* _Prompt_
Gather all lines containing the string "supporting" and copy them out.

[start]

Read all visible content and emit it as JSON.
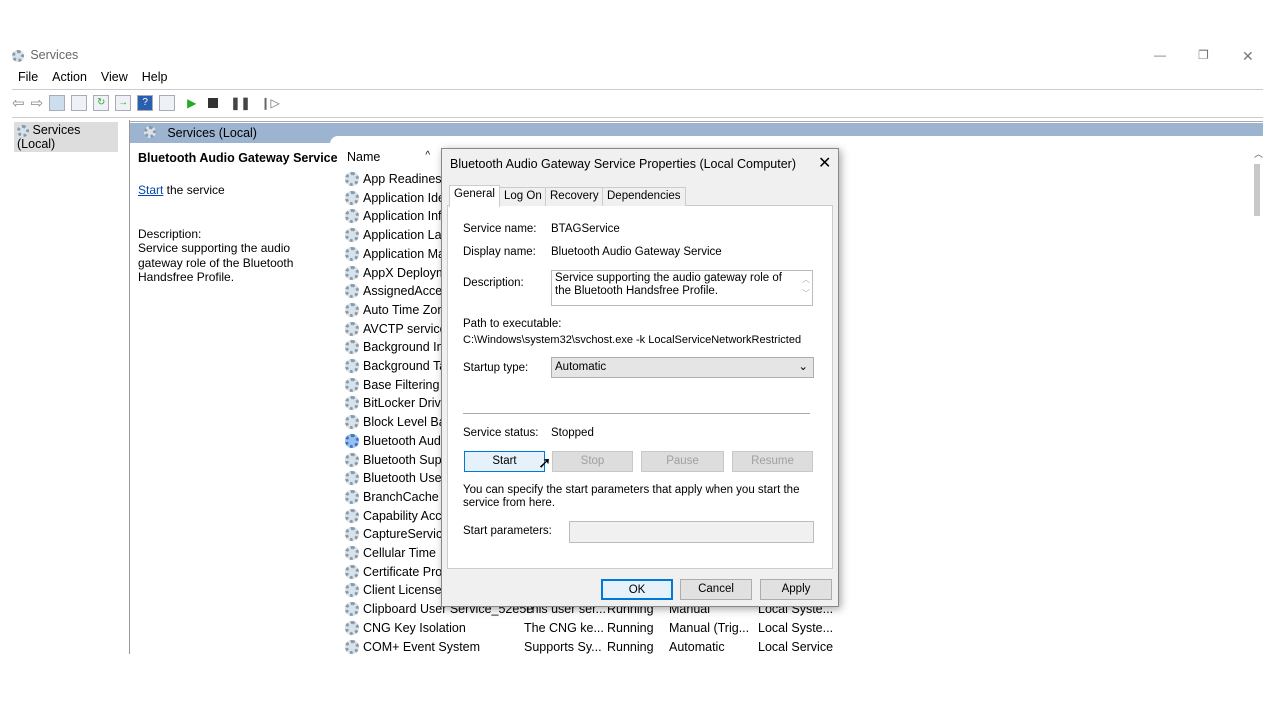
{
  "window": {
    "title": "Services",
    "min": "—",
    "max": "❐",
    "close": "✕"
  },
  "menu": [
    "File",
    "Action",
    "View",
    "Help"
  ],
  "tree": {
    "root": "Services (Local)"
  },
  "header": {
    "title": "Services (Local)"
  },
  "detail": {
    "service": "Bluetooth Audio Gateway Service",
    "start_link": "Start",
    "start_rest": " the service",
    "desc_label": "Description:",
    "desc": "Service supporting the audio gateway role of the Bluetooth Handsfree Profile."
  },
  "list": {
    "col_name": "Name",
    "rows": [
      {
        "name": "App Readiness"
      },
      {
        "name": "Application Ide"
      },
      {
        "name": "Application Inf"
      },
      {
        "name": "Application Lay"
      },
      {
        "name": "Application Ma"
      },
      {
        "name": "AppX Deploym"
      },
      {
        "name": "AssignedAcces"
      },
      {
        "name": "Auto Time Zon"
      },
      {
        "name": "AVCTP service"
      },
      {
        "name": "Background Int"
      },
      {
        "name": "Background Ta"
      },
      {
        "name": "Base Filtering E"
      },
      {
        "name": "BitLocker Drive"
      },
      {
        "name": "Block Level Bac"
      },
      {
        "name": "Bluetooth Audi"
      },
      {
        "name": "Bluetooth Supp"
      },
      {
        "name": "Bluetooth User"
      },
      {
        "name": "BranchCache"
      },
      {
        "name": "Capability Acce"
      },
      {
        "name": "CaptureService_"
      },
      {
        "name": "Cellular Time"
      },
      {
        "name": "Certificate Prop"
      },
      {
        "name": "Client License S"
      },
      {
        "name": "Clipboard User Service_52e5e",
        "desc": "This user ser...",
        "status": "Running",
        "startup": "Manual",
        "logon": "Local Syste..."
      },
      {
        "name": "CNG Key Isolation",
        "desc": "The CNG ke...",
        "status": "Running",
        "startup": "Manual (Trig...",
        "logon": "Local Syste..."
      },
      {
        "name": "COM+ Event System",
        "desc": "Supports Sy...",
        "status": "Running",
        "startup": "Automatic",
        "logon": "Local Service"
      }
    ]
  },
  "dialog": {
    "title": "Bluetooth Audio Gateway Service Properties (Local Computer)",
    "tabs": [
      "General",
      "Log On",
      "Recovery",
      "Dependencies"
    ],
    "service_name_label": "Service name:",
    "service_name": "BTAGService",
    "display_name_label": "Display name:",
    "display_name": "Bluetooth Audio Gateway Service",
    "description_label": "Description:",
    "description": "Service supporting the audio gateway role of the Bluetooth Handsfree Profile.",
    "path_label": "Path to executable:",
    "path": "C:\\Windows\\system32\\svchost.exe -k LocalServiceNetworkRestricted",
    "startup_label": "Startup type:",
    "startup": "Automatic",
    "status_label": "Service status:",
    "status": "Stopped",
    "start": "Start",
    "stop": "Stop",
    "pause": "Pause",
    "resume": "Resume",
    "hint": "You can specify the start parameters that apply when you start the service from here.",
    "params_label": "Start parameters:",
    "params": "",
    "ok": "OK",
    "cancel": "Cancel",
    "apply": "Apply"
  }
}
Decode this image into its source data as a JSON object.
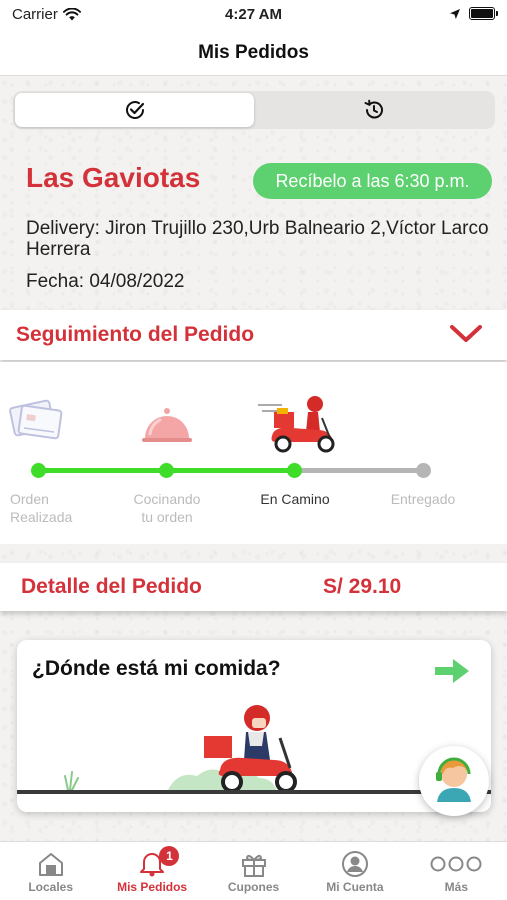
{
  "status_bar": {
    "carrier": "Carrier",
    "time": "4:27 AM"
  },
  "nav": {
    "title": "Mis Pedidos"
  },
  "segments": [
    {
      "icon": "check-circle-icon",
      "active": true
    },
    {
      "icon": "history-icon",
      "active": false
    }
  ],
  "order": {
    "store_name": "Las Gaviotas",
    "eta": "Recíbelo a las 6:30 p.m.",
    "address": "Delivery: Jiron Trujillo 230,Urb Balneario 2,Víctor Larco Herrera",
    "date": "Fecha: 04/08/2022"
  },
  "tracking": {
    "title": "Seguimiento del Pedido",
    "steps": [
      {
        "label": "Orden\nRealizada",
        "done": true,
        "icon": "credit-card-icon"
      },
      {
        "label": "Cocinando\ntu orden",
        "done": true,
        "icon": "food-cloche-icon"
      },
      {
        "label": "En Camino",
        "done": true,
        "current": true,
        "icon": "delivery-scooter-icon"
      },
      {
        "label": "Entregado",
        "done": false
      }
    ]
  },
  "detail": {
    "title": "Detalle del Pedido",
    "total": "S/ 29.10"
  },
  "where_card": {
    "title": "¿Dónde está mi comida?"
  },
  "tabs": [
    {
      "label": "Locales",
      "icon": "store-icon"
    },
    {
      "label": "Mis Pedidos",
      "icon": "bell-icon",
      "badge": "1",
      "active": true
    },
    {
      "label": "Cupones",
      "icon": "gift-icon"
    },
    {
      "label": "Mi Cuenta",
      "icon": "user-icon"
    },
    {
      "label": "Más",
      "icon": "more-icon"
    }
  ],
  "colors": {
    "brand_red": "#d4323a",
    "success_green": "#3fdc2a",
    "eta_green": "#5dd06f",
    "pending_gray": "#b5b5b5"
  }
}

[end]

* _Solution for this exercise_
    "desc": "Service supporting the audio gateway role of the Bluetooth Handsfree Profile."
    "description": "Service supporting the audio gateway role of the Bluetooth Handsfree Profile.",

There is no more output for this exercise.